PROBLEM TO SOLVE — Extract every record, exactly as written, and ignore the pictures.

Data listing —
◇ ◇ ◇
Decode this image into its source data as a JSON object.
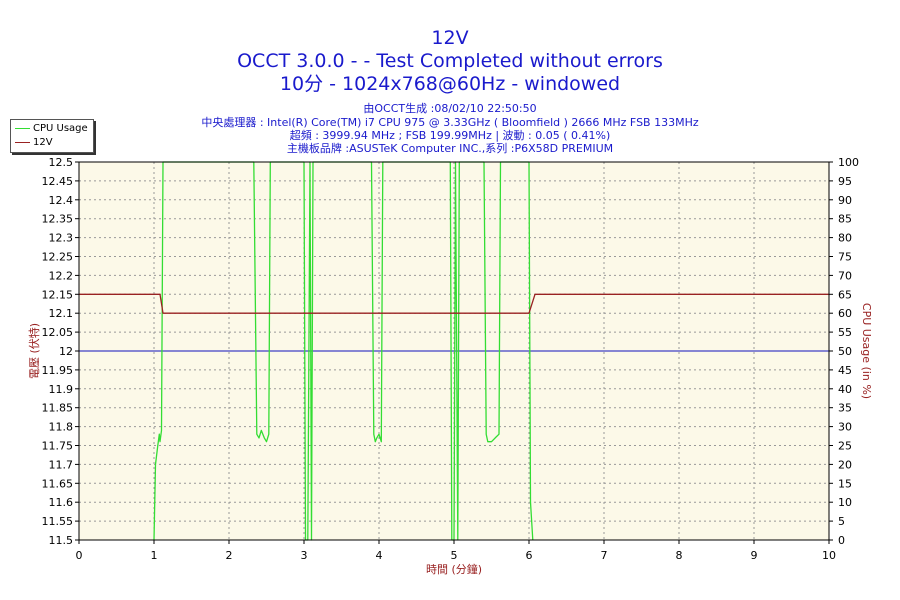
{
  "header": {
    "title": "12V",
    "subtitle": "OCCT 3.0.0 -  - Test Completed without errors",
    "test_info": "10分 - 1024x768@60Hz - windowed"
  },
  "info": {
    "generated": "由OCCT生成 :08/02/10 22:50:50",
    "cpu": "中央處理器 : Intel(R) Core(TM) i7 CPU 975 @ 3.33GHz ( Bloomfield ) 2666 MHz FSB 133MHz",
    "overclock": "超頻 : 3999.94 MHz ; FSB 199.99MHz | 波動 : 0.05 ( 0.41%)",
    "motherboard": "主機板品牌 :ASUSTeK Computer INC.,系列 :P6X58D PREMIUM"
  },
  "colors": {
    "plot_bg": "#fcf9e8",
    "cpu_line": "#33dd33",
    "voltage_line": "#992222",
    "reference_line": "#1111bb",
    "axis_label": "#992222",
    "grid": "#999999"
  },
  "chart_data": {
    "type": "line",
    "xlabel": "時間 (分鐘)",
    "ylabel_left": "電壓 (伏特)",
    "ylabel_right": "CPU Usage (in %)",
    "xlim": [
      0,
      10
    ],
    "ylim_left": [
      11.5,
      12.5
    ],
    "ylim_right": [
      0,
      100
    ],
    "x_ticks": [
      "0",
      "1",
      "2",
      "3",
      "4",
      "5",
      "6",
      "7",
      "8",
      "9",
      "10"
    ],
    "y_ticks_left": [
      "11.5",
      "11.55",
      "11.6",
      "11.65",
      "11.7",
      "11.75",
      "11.8",
      "11.85",
      "11.9",
      "11.95",
      "12",
      "12.05",
      "12.1",
      "12.15",
      "12.2",
      "12.25",
      "12.3",
      "12.35",
      "12.4",
      "12.45",
      "12.5"
    ],
    "y_ticks_right": [
      "0",
      "5",
      "10",
      "15",
      "20",
      "25",
      "30",
      "35",
      "40",
      "45",
      "50",
      "55",
      "60",
      "65",
      "70",
      "75",
      "80",
      "85",
      "90",
      "95",
      "100"
    ],
    "grid": true,
    "legend_position": "top-left",
    "reference_line_value": 12.0,
    "series": [
      {
        "name": "CPU Usage",
        "axis": "right",
        "x": [
          1.0,
          1.02,
          1.05,
          1.07,
          1.08,
          1.1,
          1.12,
          1.15,
          1.17,
          2.33,
          2.37,
          2.4,
          2.43,
          2.47,
          2.5,
          2.53,
          2.55,
          2.6,
          3.0,
          3.02,
          3.05,
          3.08,
          3.1,
          3.12,
          3.9,
          3.93,
          3.95,
          3.97,
          4.0,
          4.03,
          4.05,
          4.08,
          4.95,
          4.97,
          5.0,
          5.02,
          5.05,
          5.07,
          5.4,
          5.43,
          5.45,
          5.5,
          5.55,
          5.6,
          5.62,
          6.0,
          6.02,
          6.05
        ],
        "values": [
          0,
          20,
          25,
          28,
          26,
          29,
          100,
          100,
          100,
          100,
          28,
          27,
          29,
          27,
          26,
          28,
          100,
          100,
          100,
          0,
          0,
          100,
          0,
          100,
          100,
          28,
          26,
          27,
          28,
          26,
          100,
          100,
          100,
          0,
          0,
          100,
          0,
          100,
          100,
          28,
          26,
          26,
          27,
          28,
          100,
          100,
          10,
          0
        ]
      },
      {
        "name": "12V",
        "axis": "left",
        "x": [
          0,
          1.08,
          1.12,
          6.0,
          6.08,
          10
        ],
        "values": [
          12.15,
          12.15,
          12.1,
          12.1,
          12.15,
          12.15
        ]
      }
    ]
  }
}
◇ ◇ ◇
SOLUTION BELOW —
Decode this image into its source data as a JSON object.
{
  "header": {
    "title": "12V",
    "subtitle": "OCCT 3.0.0 -  - Test Completed without errors",
    "test_info": "10分 - 1024x768@60Hz - windowed"
  },
  "info": {
    "generated": "由OCCT生成 :08/02/10 22:50:50",
    "cpu": "中央處理器 : Intel(R) Core(TM) i7 CPU 975 @ 3.33GHz ( Bloomfield ) 2666 MHz FSB 133MHz",
    "overclock": "超頻 : 3999.94 MHz ; FSB 199.99MHz | 波動 : 0.05 ( 0.41%)",
    "motherboard": "主機板品牌 :ASUSTeK Computer INC.,系列 :P6X58D PREMIUM"
  },
  "colors": {
    "plot_bg": "#fcf9e8",
    "cpu_line": "#33dd33",
    "voltage_line": "#992222",
    "reference_line": "#1111bb",
    "axis_label": "#992222",
    "grid": "#999999"
  },
  "chart_data": {
    "type": "line",
    "xlabel": "時間 (分鐘)",
    "ylabel_left": "電壓 (伏特)",
    "ylabel_right": "CPU Usage (in %)",
    "xlim": [
      0,
      10
    ],
    "ylim_left": [
      11.5,
      12.5
    ],
    "ylim_right": [
      0,
      100
    ],
    "x_ticks": [
      "0",
      "1",
      "2",
      "3",
      "4",
      "5",
      "6",
      "7",
      "8",
      "9",
      "10"
    ],
    "y_ticks_left": [
      "11.5",
      "11.55",
      "11.6",
      "11.65",
      "11.7",
      "11.75",
      "11.8",
      "11.85",
      "11.9",
      "11.95",
      "12",
      "12.05",
      "12.1",
      "12.15",
      "12.2",
      "12.25",
      "12.3",
      "12.35",
      "12.4",
      "12.45",
      "12.5"
    ],
    "y_ticks_right": [
      "0",
      "5",
      "10",
      "15",
      "20",
      "25",
      "30",
      "35",
      "40",
      "45",
      "50",
      "55",
      "60",
      "65",
      "70",
      "75",
      "80",
      "85",
      "90",
      "95",
      "100"
    ],
    "grid": true,
    "legend_position": "top-left",
    "reference_line_value": 12.0,
    "series": [
      {
        "name": "CPU Usage",
        "axis": "right",
        "x": [
          1.0,
          1.02,
          1.05,
          1.07,
          1.08,
          1.1,
          1.12,
          1.15,
          1.17,
          2.33,
          2.37,
          2.4,
          2.43,
          2.47,
          2.5,
          2.53,
          2.55,
          2.6,
          3.0,
          3.02,
          3.05,
          3.08,
          3.1,
          3.12,
          3.9,
          3.93,
          3.95,
          3.97,
          4.0,
          4.03,
          4.05,
          4.08,
          4.95,
          4.97,
          5.0,
          5.02,
          5.05,
          5.07,
          5.4,
          5.43,
          5.45,
          5.5,
          5.55,
          5.6,
          5.62,
          6.0,
          6.02,
          6.05
        ],
        "values": [
          0,
          20,
          25,
          28,
          26,
          29,
          100,
          100,
          100,
          100,
          28,
          27,
          29,
          27,
          26,
          28,
          100,
          100,
          100,
          0,
          0,
          100,
          0,
          100,
          100,
          28,
          26,
          27,
          28,
          26,
          100,
          100,
          100,
          0,
          0,
          100,
          0,
          100,
          100,
          28,
          26,
          26,
          27,
          28,
          100,
          100,
          10,
          0
        ]
      },
      {
        "name": "12V",
        "axis": "left",
        "x": [
          0,
          1.08,
          1.12,
          6.0,
          6.08,
          10
        ],
        "values": [
          12.15,
          12.15,
          12.1,
          12.1,
          12.15,
          12.15
        ]
      }
    ]
  }
}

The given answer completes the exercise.